▶ **What you are asked to do**:
Pictures stay out; everything else in the records below is copied exactly.

[Saved data entries]
-- Begin --
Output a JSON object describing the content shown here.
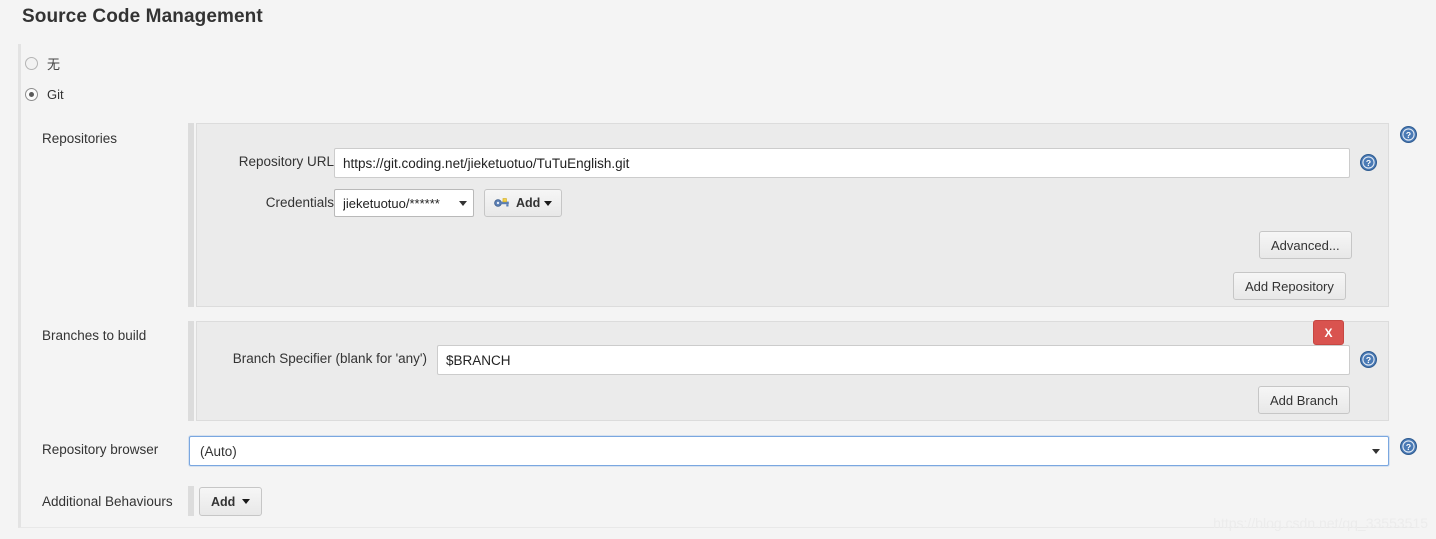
{
  "page": {
    "title": "Source Code Management"
  },
  "scm_options": [
    {
      "label": "无",
      "selected": false,
      "name": "none"
    },
    {
      "label": "Git",
      "selected": true,
      "name": "git"
    }
  ],
  "sections": {
    "repositories": {
      "label": "Repositories",
      "fields": {
        "repository_url": {
          "label": "Repository URL",
          "value": "https://git.coding.net/jieketuotuo/TuTuEnglish.git"
        },
        "credentials": {
          "label": "Credentials",
          "value": "jieketuotuo/******",
          "add_button": "Add"
        }
      },
      "buttons": {
        "advanced": "Advanced...",
        "add_repository": "Add Repository"
      }
    },
    "branches": {
      "label": "Branches to build",
      "fields": {
        "branch_specifier": {
          "label": "Branch Specifier (blank for 'any')",
          "value": "$BRANCH"
        }
      },
      "buttons": {
        "delete": "X",
        "add_branch": "Add Branch"
      }
    },
    "repository_browser": {
      "label": "Repository browser",
      "value": "(Auto)"
    },
    "additional_behaviours": {
      "label": "Additional Behaviours",
      "add_button": "Add"
    }
  },
  "icons": {
    "help": "help-icon",
    "key": "key-icon",
    "caret_down": "chevron-down-icon"
  },
  "watermark": "https://blog.csdn.net/qq_33553515",
  "colors": {
    "page_bg": "#f4f4f4",
    "panel_bg": "#ebebeb",
    "panel_border": "#dcdcdc",
    "delete_red": "#d9534f",
    "focus_blue": "#7aa7e0",
    "help_blue": "#3b6ea5"
  }
}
-- End --
▶ **Output of the exercise**:
Output a JSON object describing the content shown here.
{
  "page": {
    "title": "Source Code Management"
  },
  "scm_options": [
    {
      "label": "无",
      "selected": false,
      "name": "none"
    },
    {
      "label": "Git",
      "selected": true,
      "name": "git"
    }
  ],
  "sections": {
    "repositories": {
      "label": "Repositories",
      "fields": {
        "repository_url": {
          "label": "Repository URL",
          "value": "https://git.coding.net/jieketuotuo/TuTuEnglish.git"
        },
        "credentials": {
          "label": "Credentials",
          "value": "jieketuotuo/******",
          "add_button": "Add"
        }
      },
      "buttons": {
        "advanced": "Advanced...",
        "add_repository": "Add Repository"
      }
    },
    "branches": {
      "label": "Branches to build",
      "fields": {
        "branch_specifier": {
          "label": "Branch Specifier (blank for 'any')",
          "value": "$BRANCH"
        }
      },
      "buttons": {
        "delete": "X",
        "add_branch": "Add Branch"
      }
    },
    "repository_browser": {
      "label": "Repository browser",
      "value": "(Auto)"
    },
    "additional_behaviours": {
      "label": "Additional Behaviours",
      "add_button": "Add"
    }
  },
  "icons": {
    "help": "help-icon",
    "key": "key-icon",
    "caret_down": "chevron-down-icon"
  },
  "watermark": "https://blog.csdn.net/qq_33553515",
  "colors": {
    "page_bg": "#f4f4f4",
    "panel_bg": "#ebebeb",
    "panel_border": "#dcdcdc",
    "delete_red": "#d9534f",
    "focus_blue": "#7aa7e0",
    "help_blue": "#3b6ea5"
  }
}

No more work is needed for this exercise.